— Short task —
Return all the entries exactly, keeping pictures out.

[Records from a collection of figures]
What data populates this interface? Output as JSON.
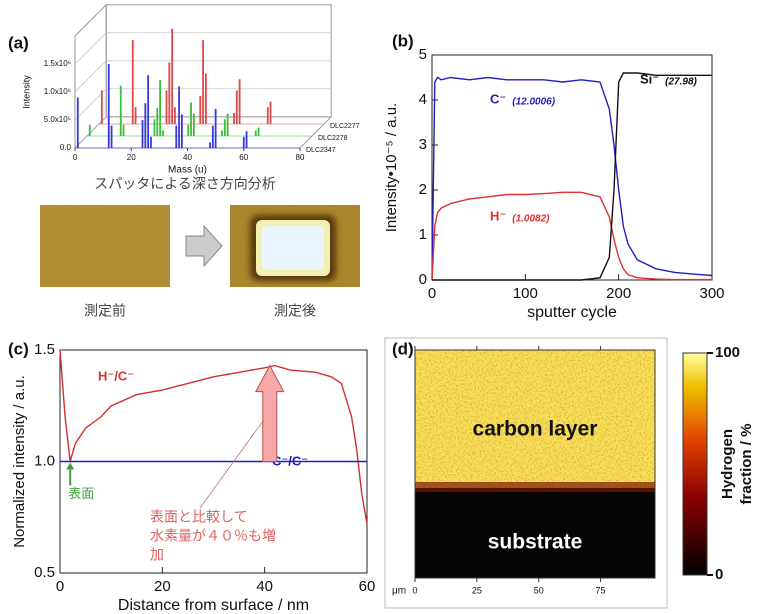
{
  "figure": {
    "caption": "スパッタによる深さ方向分析",
    "image_labels": [
      "測定前",
      "測定後"
    ]
  },
  "chart_data": [
    {
      "type": "bar3d",
      "panel_label": "(a)",
      "xlabel": "Mass (u)",
      "ylabel": "Intensity",
      "x": [
        1,
        12,
        13,
        24,
        25,
        26,
        27,
        36,
        37,
        38,
        48,
        49,
        50,
        60,
        61
      ],
      "xlim": [
        0,
        80
      ],
      "xticks": [
        0,
        20,
        40,
        60,
        80
      ],
      "ylim": [
        0,
        2000000
      ],
      "yticks": [
        {
          "value": 0,
          "label": "0.0"
        },
        {
          "value": 500000,
          "label": "5.0x10⁵"
        },
        {
          "value": 1000000,
          "label": "1.0x10⁶"
        },
        {
          "value": 1500000,
          "label": "1.5x10⁶"
        }
      ],
      "grid": true,
      "series": [
        {
          "name": "DLC2277",
          "color": "#e04848",
          "values": [
            600000,
            1500000,
            300000,
            600000,
            1100000,
            1700000,
            300000,
            500000,
            1500000,
            900000,
            200000,
            600000,
            800000,
            300000,
            400000
          ]
        },
        {
          "name": "DLC2278",
          "color": "#38c038",
          "values": [
            200000,
            900000,
            200000,
            300000,
            500000,
            1000000,
            100000,
            200000,
            600000,
            400000,
            100000,
            300000,
            400000,
            100000,
            150000
          ]
        },
        {
          "name": "DLC2347",
          "color": "#3838e0",
          "values": [
            900000,
            1500000,
            400000,
            500000,
            800000,
            1300000,
            200000,
            400000,
            1100000,
            600000,
            100000,
            400000,
            700000,
            200000,
            300000
          ]
        }
      ]
    },
    {
      "type": "line",
      "panel_label": "(b)",
      "xlabel": "sputter cycle",
      "ylabel": "Intensity•10⁻⁵ / a.u.",
      "x": [
        0,
        3,
        6,
        10,
        20,
        40,
        60,
        80,
        100,
        120,
        140,
        160,
        180,
        190,
        195,
        200,
        205,
        210,
        220,
        240,
        260,
        280,
        300
      ],
      "xlim": [
        0,
        300
      ],
      "xticks": [
        0,
        100,
        200,
        300
      ],
      "ylim": [
        0,
        5
      ],
      "yticks": [
        0,
        1,
        2,
        3,
        4,
        5
      ],
      "series": [
        {
          "name": "C⁻",
          "note": "(12.0006)",
          "color": "#2020c0",
          "values": [
            0,
            4.4,
            4.5,
            4.45,
            4.5,
            4.45,
            4.5,
            4.45,
            4.45,
            4.45,
            4.4,
            4.45,
            4.4,
            3.8,
            3.0,
            2.0,
            1.2,
            0.8,
            0.45,
            0.25,
            0.17,
            0.13,
            0.1
          ]
        },
        {
          "name": "H⁻",
          "note": "(1.0082)",
          "color": "#e03030",
          "values": [
            0,
            1.2,
            1.5,
            1.6,
            1.7,
            1.8,
            1.85,
            1.9,
            1.9,
            1.92,
            1.95,
            1.95,
            1.85,
            1.4,
            0.9,
            0.5,
            0.25,
            0.12,
            0.05,
            0.02,
            0.01,
            0.01,
            0.01
          ]
        },
        {
          "name": "Si⁻",
          "note": "(27.98)",
          "color": "#111111",
          "values": [
            0,
            0,
            0,
            0,
            0,
            0,
            0,
            0,
            0,
            0,
            0,
            0,
            0.05,
            0.5,
            2.0,
            4.4,
            4.6,
            4.6,
            4.6,
            4.55,
            4.55,
            4.55,
            4.55
          ]
        }
      ]
    },
    {
      "type": "line",
      "panel_label": "(c)",
      "xlabel": "Distance from surface / nm",
      "ylabel": "Normalized intensity / a.u.",
      "xlim": [
        0,
        60
      ],
      "xticks": [
        0,
        20,
        40,
        60
      ],
      "ylim": [
        0.5,
        1.5
      ],
      "yticks": [
        {
          "value": 0.5,
          "label": "0.5"
        },
        {
          "value": 1,
          "label": "1.0"
        },
        {
          "value": 1.5,
          "label": "1.5"
        }
      ],
      "series": [
        {
          "name": "H⁻/C⁻",
          "color": "#d03030",
          "x": [
            0,
            1,
            2,
            3,
            5,
            8,
            10,
            15,
            20,
            25,
            30,
            35,
            40,
            42,
            45,
            50,
            53,
            55,
            57,
            58,
            59,
            60
          ],
          "values": [
            1.5,
            1.2,
            1.0,
            1.08,
            1.15,
            1.2,
            1.25,
            1.3,
            1.32,
            1.35,
            1.38,
            1.4,
            1.42,
            1.43,
            1.41,
            1.4,
            1.38,
            1.35,
            1.2,
            1.05,
            0.85,
            0.72
          ]
        },
        {
          "name": "C⁻/C⁻",
          "color": "#2020c0",
          "x": [
            0,
            60
          ],
          "values": [
            1,
            1
          ]
        }
      ],
      "annotations": [
        {
          "lines": [
            "表面"
          ],
          "color": "#40a040"
        },
        {
          "lines": [
            "表面と比較して",
            "水素量が４０％も増",
            "加"
          ],
          "color": "#e06060"
        }
      ]
    },
    {
      "type": "heatmap",
      "panel_label": "(d)",
      "xlabel": "μm",
      "xlim": [
        0,
        97
      ],
      "xticks": [
        0,
        25,
        50,
        75
      ],
      "regions": [
        "carbon layer",
        "substrate"
      ],
      "colorbar": {
        "label": [
          "Hydrogen",
          "fraction / %"
        ],
        "lim": [
          0,
          100
        ],
        "ticks": [
          0,
          100
        ]
      }
    }
  ]
}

— The answer —
What data populates this interface? Output as JSON.
{
  "figure": {
    "caption": "スパッタによる深さ方向分析",
    "image_labels": [
      "測定前",
      "測定後"
    ]
  },
  "chart_data": [
    {
      "type": "bar3d",
      "panel_label": "(a)",
      "xlabel": "Mass (u)",
      "ylabel": "Intensity",
      "x": [
        1,
        12,
        13,
        24,
        25,
        26,
        27,
        36,
        37,
        38,
        48,
        49,
        50,
        60,
        61
      ],
      "xlim": [
        0,
        80
      ],
      "xticks": [
        0,
        20,
        40,
        60,
        80
      ],
      "ylim": [
        0,
        2000000
      ],
      "yticks": [
        {
          "value": 0,
          "label": "0.0"
        },
        {
          "value": 500000,
          "label": "5.0x10⁵"
        },
        {
          "value": 1000000,
          "label": "1.0x10⁶"
        },
        {
          "value": 1500000,
          "label": "1.5x10⁶"
        }
      ],
      "grid": true,
      "series": [
        {
          "name": "DLC2277",
          "color": "#e04848",
          "values": [
            600000,
            1500000,
            300000,
            600000,
            1100000,
            1700000,
            300000,
            500000,
            1500000,
            900000,
            200000,
            600000,
            800000,
            300000,
            400000
          ]
        },
        {
          "name": "DLC2278",
          "color": "#38c038",
          "values": [
            200000,
            900000,
            200000,
            300000,
            500000,
            1000000,
            100000,
            200000,
            600000,
            400000,
            100000,
            300000,
            400000,
            100000,
            150000
          ]
        },
        {
          "name": "DLC2347",
          "color": "#3838e0",
          "values": [
            900000,
            1500000,
            400000,
            500000,
            800000,
            1300000,
            200000,
            400000,
            1100000,
            600000,
            100000,
            400000,
            700000,
            200000,
            300000
          ]
        }
      ]
    },
    {
      "type": "line",
      "panel_label": "(b)",
      "xlabel": "sputter cycle",
      "ylabel": "Intensity•10⁻⁵ / a.u.",
      "x": [
        0,
        3,
        6,
        10,
        20,
        40,
        60,
        80,
        100,
        120,
        140,
        160,
        180,
        190,
        195,
        200,
        205,
        210,
        220,
        240,
        260,
        280,
        300
      ],
      "xlim": [
        0,
        300
      ],
      "xticks": [
        0,
        100,
        200,
        300
      ],
      "ylim": [
        0,
        5
      ],
      "yticks": [
        0,
        1,
        2,
        3,
        4,
        5
      ],
      "series": [
        {
          "name": "C⁻",
          "note": "(12.0006)",
          "color": "#2020c0",
          "values": [
            0,
            4.4,
            4.5,
            4.45,
            4.5,
            4.45,
            4.5,
            4.45,
            4.45,
            4.45,
            4.4,
            4.45,
            4.4,
            3.8,
            3.0,
            2.0,
            1.2,
            0.8,
            0.45,
            0.25,
            0.17,
            0.13,
            0.1
          ]
        },
        {
          "name": "H⁻",
          "note": "(1.0082)",
          "color": "#e03030",
          "values": [
            0,
            1.2,
            1.5,
            1.6,
            1.7,
            1.8,
            1.85,
            1.9,
            1.9,
            1.92,
            1.95,
            1.95,
            1.85,
            1.4,
            0.9,
            0.5,
            0.25,
            0.12,
            0.05,
            0.02,
            0.01,
            0.01,
            0.01
          ]
        },
        {
          "name": "Si⁻",
          "note": "(27.98)",
          "color": "#111111",
          "values": [
            0,
            0,
            0,
            0,
            0,
            0,
            0,
            0,
            0,
            0,
            0,
            0,
            0.05,
            0.5,
            2.0,
            4.4,
            4.6,
            4.6,
            4.6,
            4.55,
            4.55,
            4.55,
            4.55
          ]
        }
      ]
    },
    {
      "type": "line",
      "panel_label": "(c)",
      "xlabel": "Distance from surface / nm",
      "ylabel": "Normalized intensity / a.u.",
      "xlim": [
        0,
        60
      ],
      "xticks": [
        0,
        20,
        40,
        60
      ],
      "ylim": [
        0.5,
        1.5
      ],
      "yticks": [
        {
          "value": 0.5,
          "label": "0.5"
        },
        {
          "value": 1,
          "label": "1.0"
        },
        {
          "value": 1.5,
          "label": "1.5"
        }
      ],
      "series": [
        {
          "name": "H⁻/C⁻",
          "color": "#d03030",
          "x": [
            0,
            1,
            2,
            3,
            5,
            8,
            10,
            15,
            20,
            25,
            30,
            35,
            40,
            42,
            45,
            50,
            53,
            55,
            57,
            58,
            59,
            60
          ],
          "values": [
            1.5,
            1.2,
            1.0,
            1.08,
            1.15,
            1.2,
            1.25,
            1.3,
            1.32,
            1.35,
            1.38,
            1.4,
            1.42,
            1.43,
            1.41,
            1.4,
            1.38,
            1.35,
            1.2,
            1.05,
            0.85,
            0.72
          ]
        },
        {
          "name": "C⁻/C⁻",
          "color": "#2020c0",
          "x": [
            0,
            60
          ],
          "values": [
            1,
            1
          ]
        }
      ],
      "annotations": [
        {
          "lines": [
            "表面"
          ],
          "color": "#40a040"
        },
        {
          "lines": [
            "表面と比較して",
            "水素量が４０％も増",
            "加"
          ],
          "color": "#e06060"
        }
      ]
    },
    {
      "type": "heatmap",
      "panel_label": "(d)",
      "xlabel": "μm",
      "xlim": [
        0,
        97
      ],
      "xticks": [
        0,
        25,
        50,
        75
      ],
      "regions": [
        "carbon layer",
        "substrate"
      ],
      "colorbar": {
        "label": [
          "Hydrogen",
          "fraction / %"
        ],
        "lim": [
          0,
          100
        ],
        "ticks": [
          0,
          100
        ]
      }
    }
  ]
}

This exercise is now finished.